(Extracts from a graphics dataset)

= = =

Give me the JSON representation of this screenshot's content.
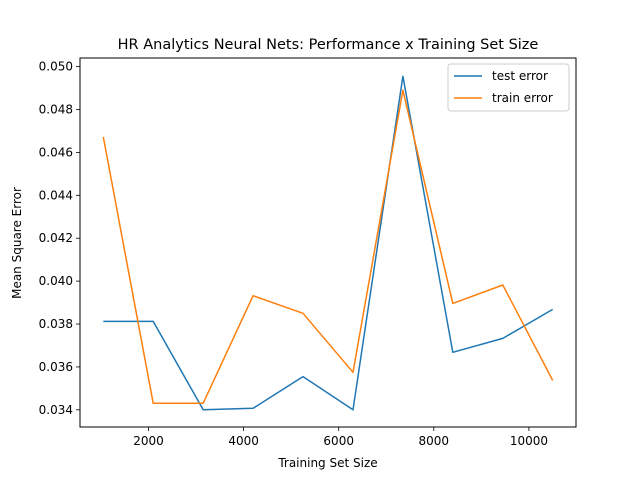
{
  "chart_data": {
    "type": "line",
    "title": "HR Analytics Neural Nets: Performance x Training Set Size",
    "xlabel": "Training Set Size",
    "ylabel": "Mean Square Error",
    "xlim": [
      560,
      10990
    ],
    "ylim": [
      0.0332,
      0.0504
    ],
    "xticks": [
      2000,
      4000,
      6000,
      8000,
      10000
    ],
    "xtick_labels": [
      "2000",
      "4000",
      "6000",
      "8000",
      "10000"
    ],
    "yticks": [
      0.034,
      0.036,
      0.038,
      0.04,
      0.042,
      0.044,
      0.046,
      0.048,
      0.05
    ],
    "ytick_labels": [
      "0.034",
      "0.036",
      "0.038",
      "0.040",
      "0.042",
      "0.044",
      "0.046",
      "0.048",
      "0.050"
    ],
    "x": [
      1050,
      2100,
      3150,
      4200,
      5250,
      6300,
      7350,
      8400,
      9450,
      10500
    ],
    "series": [
      {
        "name": "test error",
        "color": "#1f77b4",
        "values": [
          0.03812,
          0.03812,
          0.034,
          0.03407,
          0.03555,
          0.034,
          0.04955,
          0.03668,
          0.03733,
          0.03868
        ]
      },
      {
        "name": "train error",
        "color": "#ff7f0e",
        "values": [
          0.04672,
          0.03431,
          0.03431,
          0.03932,
          0.0385,
          0.03575,
          0.0489,
          0.03896,
          0.03982,
          0.03537
        ]
      }
    ],
    "grid": false,
    "legend_position": "top-right"
  }
}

= = =

Instructions to follow
Transcribe the material as is, with images omitted.

Response to this exercise
Give me the JSON representation of this screenshot's content.
{
  "chart_data": {
    "type": "line",
    "title": "HR Analytics Neural Nets: Performance x Training Set Size",
    "xlabel": "Training Set Size",
    "ylabel": "Mean Square Error",
    "xlim": [
      560,
      10990
    ],
    "ylim": [
      0.0332,
      0.0504
    ],
    "xticks": [
      2000,
      4000,
      6000,
      8000,
      10000
    ],
    "xtick_labels": [
      "2000",
      "4000",
      "6000",
      "8000",
      "10000"
    ],
    "yticks": [
      0.034,
      0.036,
      0.038,
      0.04,
      0.042,
      0.044,
      0.046,
      0.048,
      0.05
    ],
    "ytick_labels": [
      "0.034",
      "0.036",
      "0.038",
      "0.040",
      "0.042",
      "0.044",
      "0.046",
      "0.048",
      "0.050"
    ],
    "x": [
      1050,
      2100,
      3150,
      4200,
      5250,
      6300,
      7350,
      8400,
      9450,
      10500
    ],
    "series": [
      {
        "name": "test error",
        "color": "#1f77b4",
        "values": [
          0.03812,
          0.03812,
          0.034,
          0.03407,
          0.03555,
          0.034,
          0.04955,
          0.03668,
          0.03733,
          0.03868
        ]
      },
      {
        "name": "train error",
        "color": "#ff7f0e",
        "values": [
          0.04672,
          0.03431,
          0.03431,
          0.03932,
          0.0385,
          0.03575,
          0.0489,
          0.03896,
          0.03982,
          0.03537
        ]
      }
    ],
    "grid": false,
    "legend_position": "top-right"
  }
}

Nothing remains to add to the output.